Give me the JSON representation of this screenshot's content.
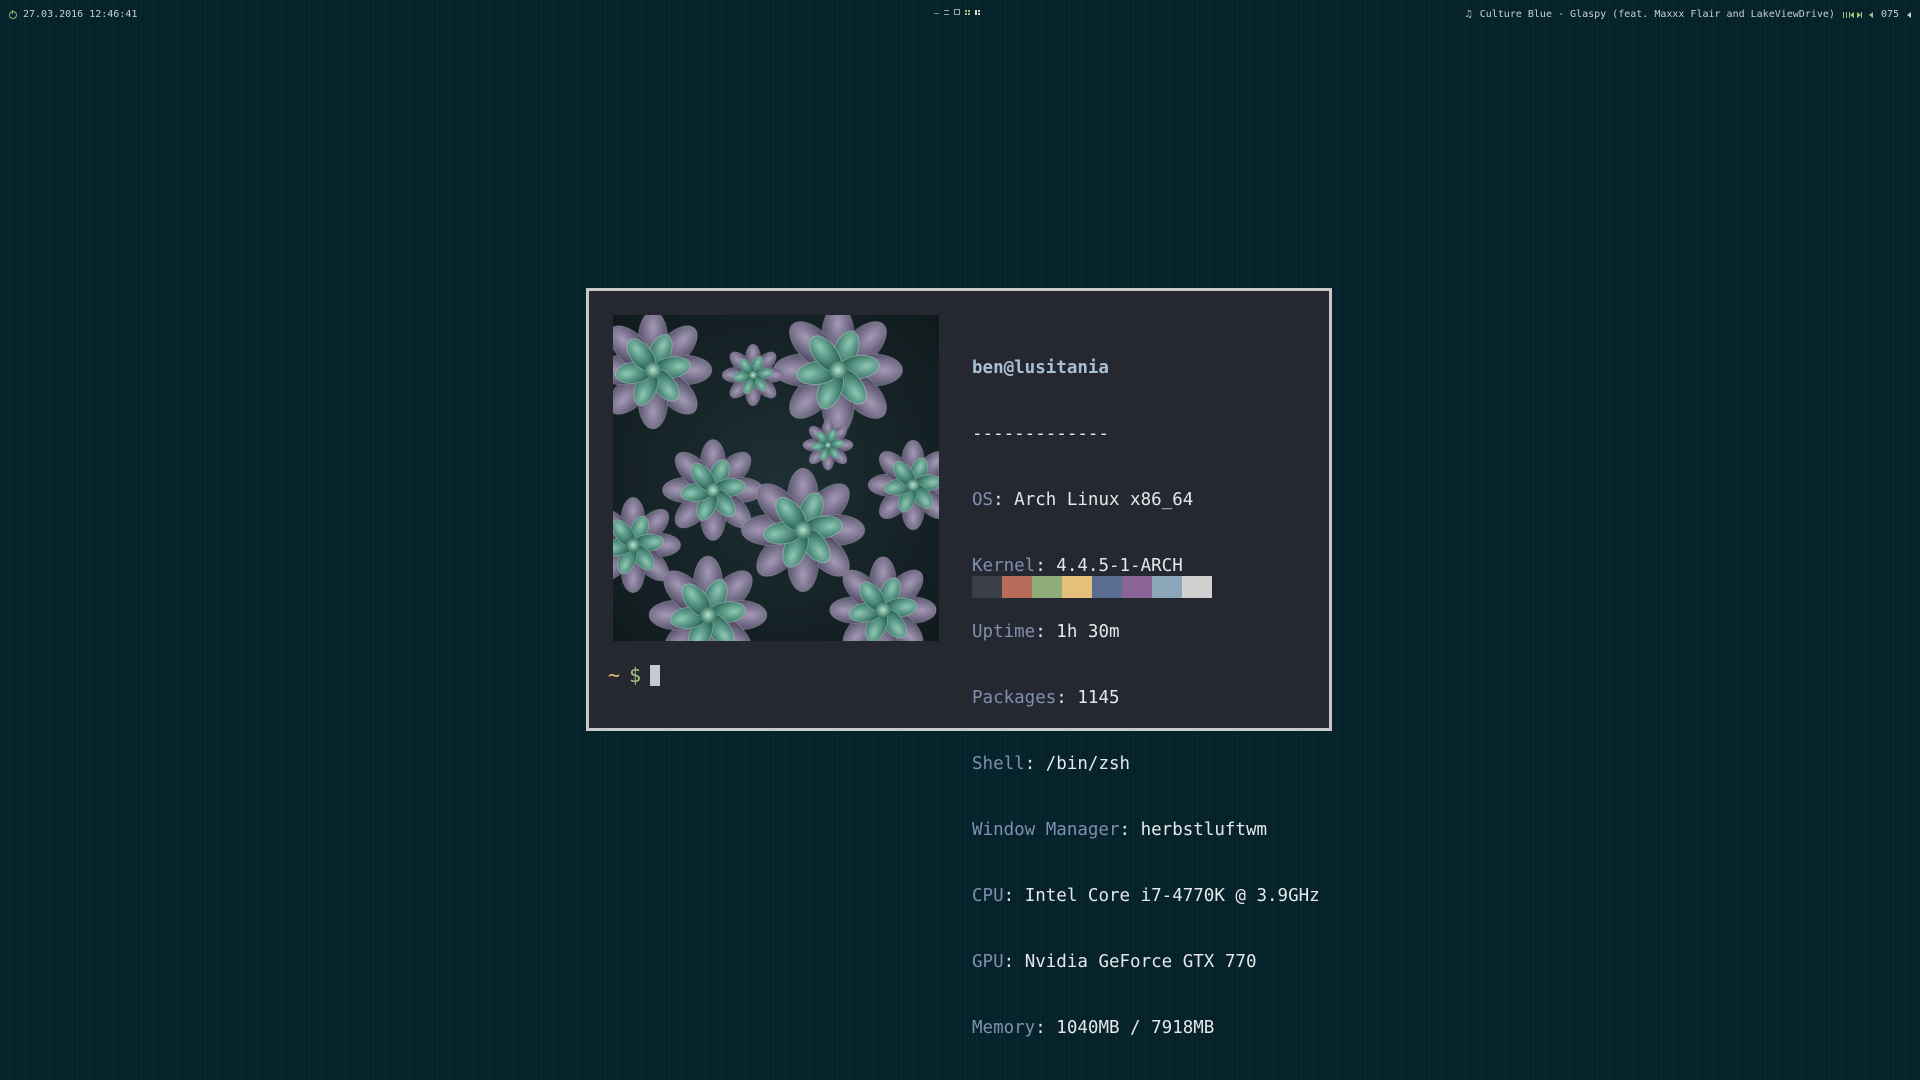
{
  "statusbar": {
    "datetime": "27.03.2016 12:46:41",
    "now_playing": "Culture Blue - Glaspy (feat. Maxxx Flair and LakeViewDrive)",
    "volume": "075",
    "icons": {
      "left": "power-icon",
      "music": "music-note-icon",
      "controls": [
        "pause-icon",
        "previous-icon",
        "next-icon"
      ],
      "volume": "volume-icon",
      "end": "speaker-icon"
    },
    "workspace_icons": [
      "dash-icon",
      "lines-icon",
      "box-icon",
      "grid-icon",
      "split-icon"
    ],
    "colors": {
      "accent": "#a7c080",
      "text": "#c9cfd6"
    }
  },
  "terminal": {
    "colors": {
      "background": "#252830",
      "border": "#c8c8c8",
      "key": "#7e8fb0",
      "title": "#a9bfd6",
      "text": "#e5e7ea",
      "prompt_tilde": "#e2c27a",
      "prompt_dollar": "#a3c282"
    },
    "sysinfo": {
      "title": "ben@lusitania",
      "separator": "-------------",
      "rows": [
        {
          "key": "OS",
          "value": "Arch Linux x86_64"
        },
        {
          "key": "Kernel",
          "value": "4.4.5-1-ARCH"
        },
        {
          "key": "Uptime",
          "value": "1h 30m"
        },
        {
          "key": "Packages",
          "value": "1145"
        },
        {
          "key": "Shell",
          "value": "/bin/zsh"
        },
        {
          "key": "Window Manager",
          "value": "herbstluftwm"
        },
        {
          "key": "CPU",
          "value": "Intel Core i7-4770K @ 3.9GHz"
        },
        {
          "key": "GPU",
          "value": "Nvidia GeForce GTX 770"
        },
        {
          "key": "Memory",
          "value": "1040MB / 7918MB"
        }
      ],
      "key_value_separator": ": "
    },
    "palette": [
      "#3a3f4a",
      "#b86d5a",
      "#8fad7a",
      "#e5c07b",
      "#5c6d94",
      "#8a6496",
      "#8aa6b8",
      "#d0d0d0"
    ],
    "prompt": {
      "tilde": "~",
      "dollar": "$"
    },
    "image": "succulent-photo"
  }
}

________

**EXERCISE:** Reproduce all of the data exactly; the pictures do not belong in the copy.

**THE SOLUTION:**
Give me the JSON representation of this screenshot's content.
{
  "statusbar": {
    "datetime": "27.03.2016 12:46:41",
    "now_playing": "Culture Blue - Glaspy (feat. Maxxx Flair and LakeViewDrive)",
    "volume": "075",
    "icons": {
      "left": "power-icon",
      "music": "music-note-icon",
      "controls": [
        "pause-icon",
        "previous-icon",
        "next-icon"
      ],
      "volume": "volume-icon",
      "end": "speaker-icon"
    },
    "workspace_icons": [
      "dash-icon",
      "lines-icon",
      "box-icon",
      "grid-icon",
      "split-icon"
    ],
    "colors": {
      "accent": "#a7c080",
      "text": "#c9cfd6"
    }
  },
  "terminal": {
    "colors": {
      "background": "#252830",
      "border": "#c8c8c8",
      "key": "#7e8fb0",
      "title": "#a9bfd6",
      "text": "#e5e7ea",
      "prompt_tilde": "#e2c27a",
      "prompt_dollar": "#a3c282"
    },
    "sysinfo": {
      "title": "ben@lusitania",
      "separator": "-------------",
      "rows": [
        {
          "key": "OS",
          "value": "Arch Linux x86_64"
        },
        {
          "key": "Kernel",
          "value": "4.4.5-1-ARCH"
        },
        {
          "key": "Uptime",
          "value": "1h 30m"
        },
        {
          "key": "Packages",
          "value": "1145"
        },
        {
          "key": "Shell",
          "value": "/bin/zsh"
        },
        {
          "key": "Window Manager",
          "value": "herbstluftwm"
        },
        {
          "key": "CPU",
          "value": "Intel Core i7-4770K @ 3.9GHz"
        },
        {
          "key": "GPU",
          "value": "Nvidia GeForce GTX 770"
        },
        {
          "key": "Memory",
          "value": "1040MB / 7918MB"
        }
      ],
      "key_value_separator": ": "
    },
    "palette": [
      "#3a3f4a",
      "#b86d5a",
      "#8fad7a",
      "#e5c07b",
      "#5c6d94",
      "#8a6496",
      "#8aa6b8",
      "#d0d0d0"
    ],
    "prompt": {
      "tilde": "~",
      "dollar": "$"
    },
    "image": "succulent-photo"
  }
}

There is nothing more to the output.